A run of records

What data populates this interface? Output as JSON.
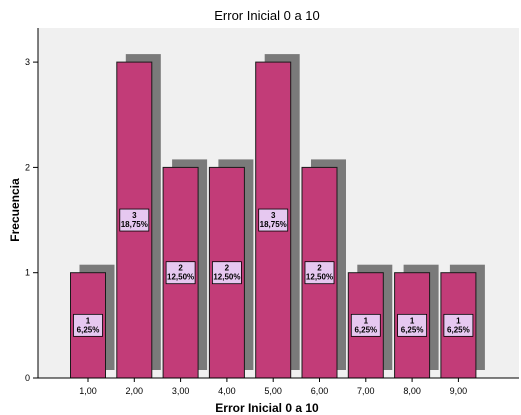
{
  "chart_data": {
    "type": "bar",
    "title": "Error Inicial 0 a 10",
    "xlabel": "Error Inicial 0 a 10",
    "ylabel": "Frecuencia",
    "categories": [
      "1,00",
      "2,00",
      "3,00",
      "4,00",
      "5,00",
      "6,00",
      "7,00",
      "8,00",
      "9,00"
    ],
    "values": [
      1,
      3,
      2,
      2,
      3,
      2,
      1,
      1,
      1
    ],
    "percent_labels": [
      "6,25%",
      "18,75%",
      "12,50%",
      "12,50%",
      "18,75%",
      "12,50%",
      "6,25%",
      "6,25%",
      "6,25%"
    ],
    "yticks": [
      "0",
      "1",
      "2",
      "3"
    ],
    "ylim": [
      0,
      3.4
    ],
    "grid": false,
    "legend": "none",
    "colors": {
      "bar": "#c23c78",
      "bar_border": "#1a1a1a",
      "shadow": "#7a7a7a",
      "label_box": "#e6c8f0",
      "plot_bg": "#f0f0f0"
    }
  }
}
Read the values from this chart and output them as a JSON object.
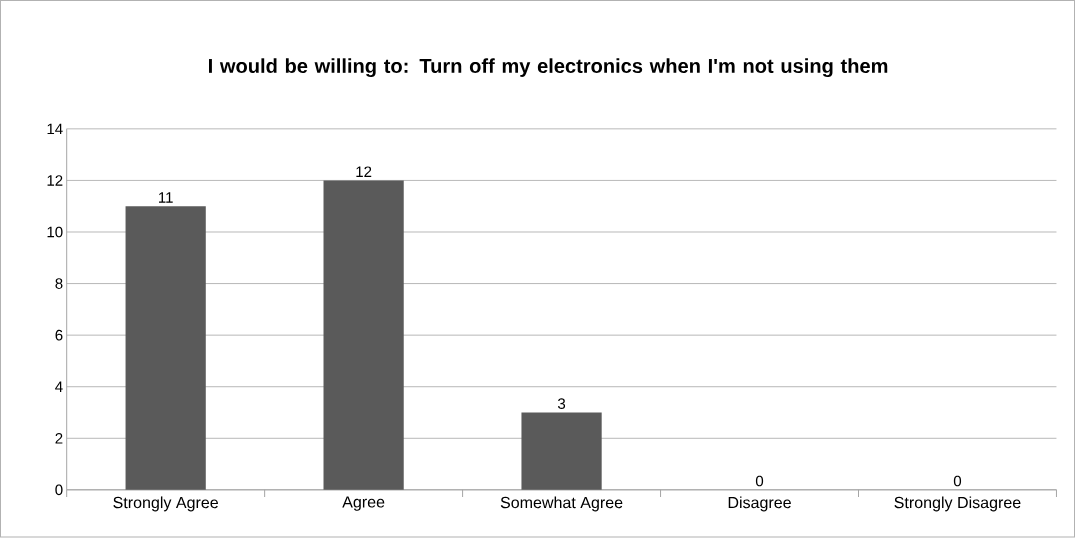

EXERCISE REQUIREMENTS |
Return the entries unchanged, save for the pictures, which do not belong in the copy.

FINAL ANSWER |
What data populates this interface? Output as JSON.
{
  "chart_data": {
    "type": "bar",
    "title": "Error Inicial 0 a 10",
    "xlabel": "Error Inicial 0 a 10",
    "ylabel": "Frecuencia",
    "categories": [
      "1,00",
      "2,00",
      "3,00",
      "4,00",
      "5,00",
      "6,00",
      "7,00",
      "8,00",
      "9,00"
    ],
    "values": [
      1,
      3,
      2,
      2,
      3,
      2,
      1,
      1,
      1
    ],
    "percent_labels": [
      "6,25%",
      "18,75%",
      "12,50%",
      "12,50%",
      "18,75%",
      "12,50%",
      "6,25%",
      "6,25%",
      "6,25%"
    ],
    "yticks": [
      "0",
      "1",
      "2",
      "3"
    ],
    "ylim": [
      0,
      3.4
    ],
    "grid": false,
    "legend": "none",
    "colors": {
      "bar": "#c23c78",
      "bar_border": "#1a1a1a",
      "shadow": "#7a7a7a",
      "label_box": "#e6c8f0",
      "plot_bg": "#f0f0f0"
    }
  }
}
Read the values from this chart and output them as a JSON object.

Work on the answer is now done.